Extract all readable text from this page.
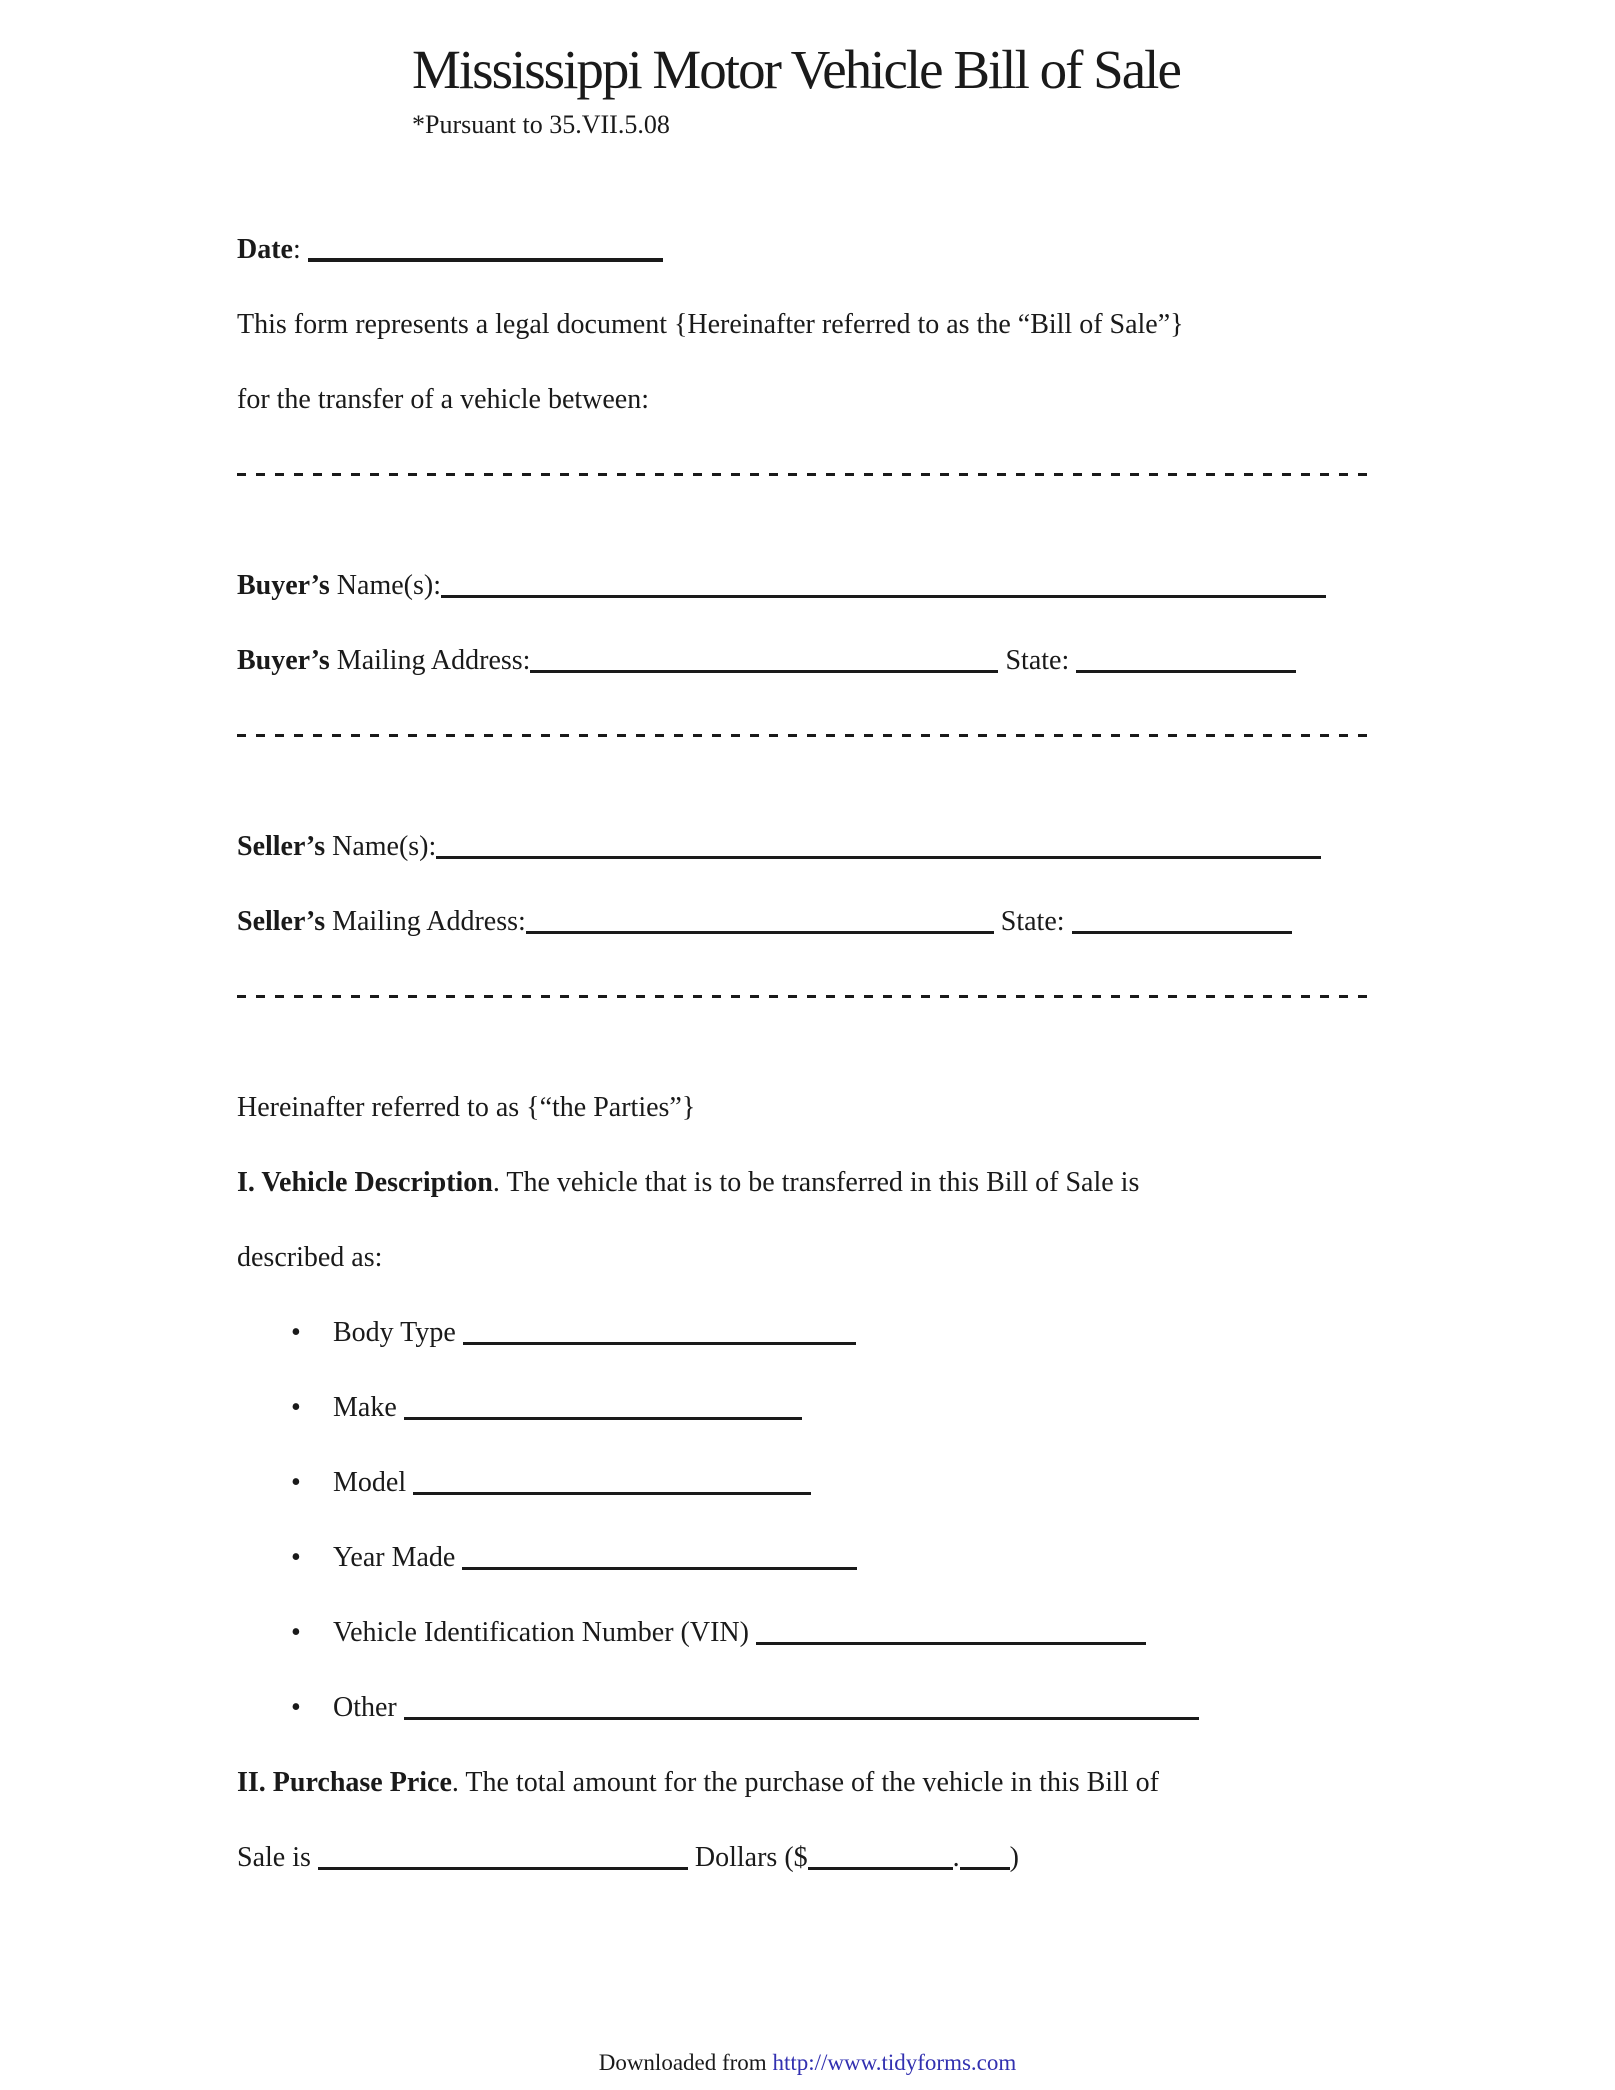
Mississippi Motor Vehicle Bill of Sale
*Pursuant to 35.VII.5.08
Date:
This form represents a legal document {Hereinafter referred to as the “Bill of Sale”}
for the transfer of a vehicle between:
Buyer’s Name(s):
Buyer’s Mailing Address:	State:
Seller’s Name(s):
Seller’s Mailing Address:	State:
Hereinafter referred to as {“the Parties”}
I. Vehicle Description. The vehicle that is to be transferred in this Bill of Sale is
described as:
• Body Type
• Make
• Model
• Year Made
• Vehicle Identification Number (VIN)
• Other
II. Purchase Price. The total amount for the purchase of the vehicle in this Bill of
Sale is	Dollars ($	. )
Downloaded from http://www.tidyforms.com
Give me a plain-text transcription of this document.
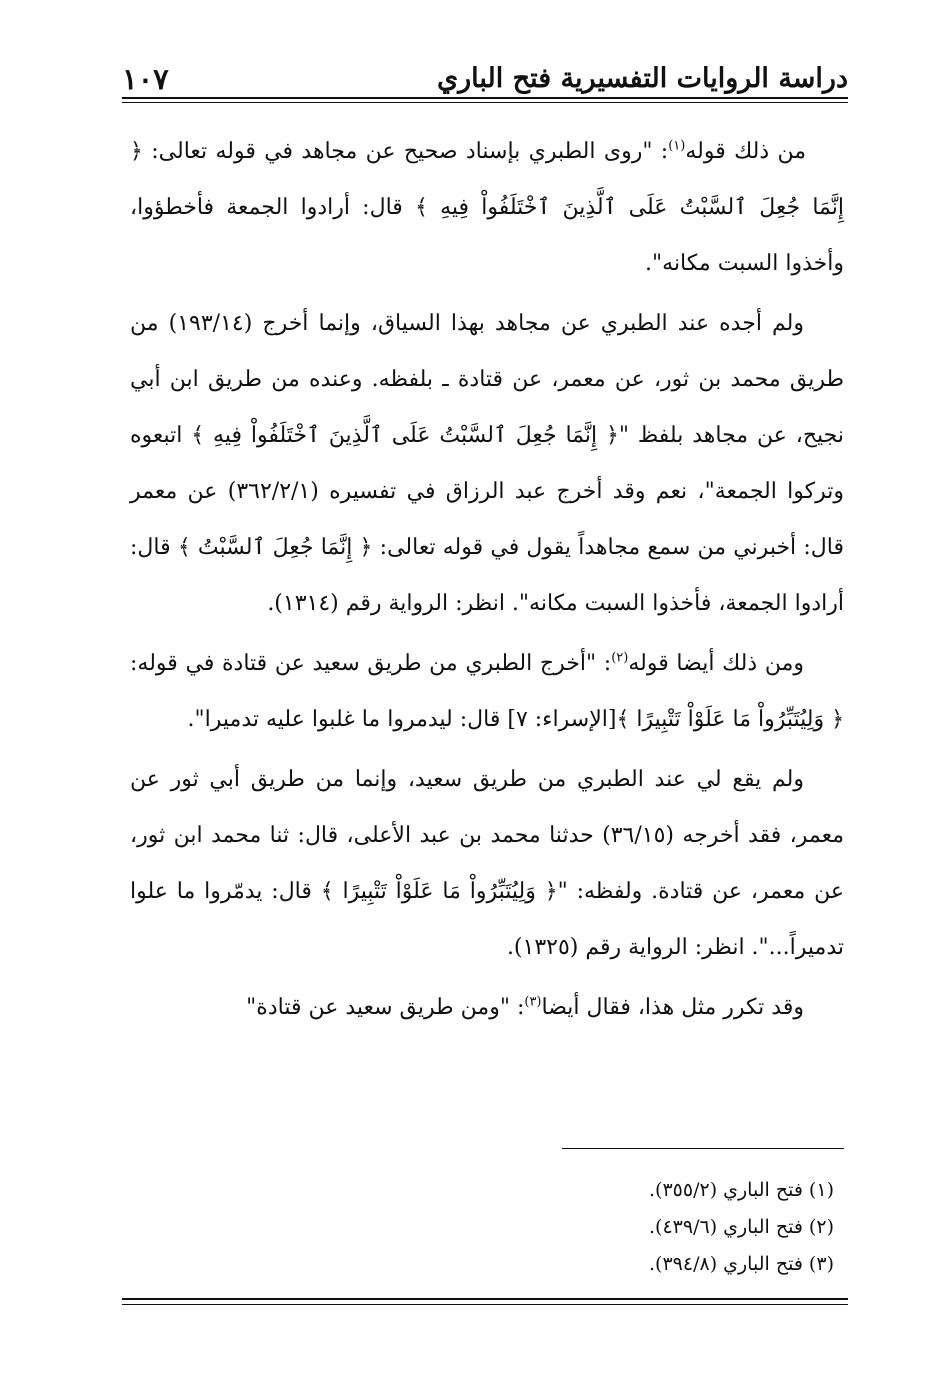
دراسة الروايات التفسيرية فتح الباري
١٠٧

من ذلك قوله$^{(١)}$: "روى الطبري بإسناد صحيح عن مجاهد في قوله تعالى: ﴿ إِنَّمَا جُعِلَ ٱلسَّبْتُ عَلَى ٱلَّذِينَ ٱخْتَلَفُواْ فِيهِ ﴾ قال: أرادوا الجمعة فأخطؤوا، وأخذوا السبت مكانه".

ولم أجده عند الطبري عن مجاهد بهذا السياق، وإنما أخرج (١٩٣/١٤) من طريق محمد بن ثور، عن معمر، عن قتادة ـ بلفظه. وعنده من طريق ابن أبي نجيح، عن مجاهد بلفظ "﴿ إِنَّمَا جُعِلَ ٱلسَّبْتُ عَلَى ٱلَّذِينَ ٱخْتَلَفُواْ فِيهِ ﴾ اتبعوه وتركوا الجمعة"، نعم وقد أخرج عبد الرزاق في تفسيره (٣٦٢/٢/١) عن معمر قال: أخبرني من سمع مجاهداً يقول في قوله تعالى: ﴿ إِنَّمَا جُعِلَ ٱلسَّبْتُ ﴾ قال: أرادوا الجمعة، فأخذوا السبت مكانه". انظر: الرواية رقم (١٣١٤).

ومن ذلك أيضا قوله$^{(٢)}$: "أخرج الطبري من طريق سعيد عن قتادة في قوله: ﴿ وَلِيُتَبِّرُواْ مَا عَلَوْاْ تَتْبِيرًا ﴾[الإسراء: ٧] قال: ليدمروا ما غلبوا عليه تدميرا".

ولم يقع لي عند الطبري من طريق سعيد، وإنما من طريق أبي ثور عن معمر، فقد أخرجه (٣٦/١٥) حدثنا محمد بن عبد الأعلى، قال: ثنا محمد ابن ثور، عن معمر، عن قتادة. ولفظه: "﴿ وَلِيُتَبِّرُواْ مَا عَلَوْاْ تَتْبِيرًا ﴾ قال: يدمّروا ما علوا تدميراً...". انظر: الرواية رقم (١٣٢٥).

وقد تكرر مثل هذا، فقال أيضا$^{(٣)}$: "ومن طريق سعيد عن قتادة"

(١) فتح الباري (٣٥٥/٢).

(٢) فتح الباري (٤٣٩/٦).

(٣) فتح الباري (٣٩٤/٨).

# PROBLEM STATEMENT:
Note every line above where the string "سعيد" shows up, and copy those lines.

# OUTPUT FOR THIS EXERCISE:
ومن ذلك أيضا قوله$^{(٢)}$: "أخرج الطبري من طريق سعيد عن قتادة في قوله: ﴿ وَلِيُتَبِّرُواْ مَا عَلَوْاْ تَتْبِيرًا ﴾[الإسراء: ٧] قال: ليدمروا ما غلبوا عليه تدميرا".
ولم يقع لي عند الطبري من طريق سعيد، وإنما من طريق أبي ثور عن معمر، فقد أخرجه (٣٦/١٥) حدثنا محمد بن عبد الأعلى، قال: ثنا محمد ابن ثور، عن معمر، عن قتادة. ولفظه: "﴿ وَلِيُتَبِّرُواْ مَا عَلَوْاْ تَتْبِيرًا ﴾ قال: يدمّروا ما علوا تدميراً...". انظر: الرواية رقم (١٣٢٥).
وقد تكرر مثل هذا، فقال أيضا$^{(٣)}$: "ومن طريق سعيد عن قتادة"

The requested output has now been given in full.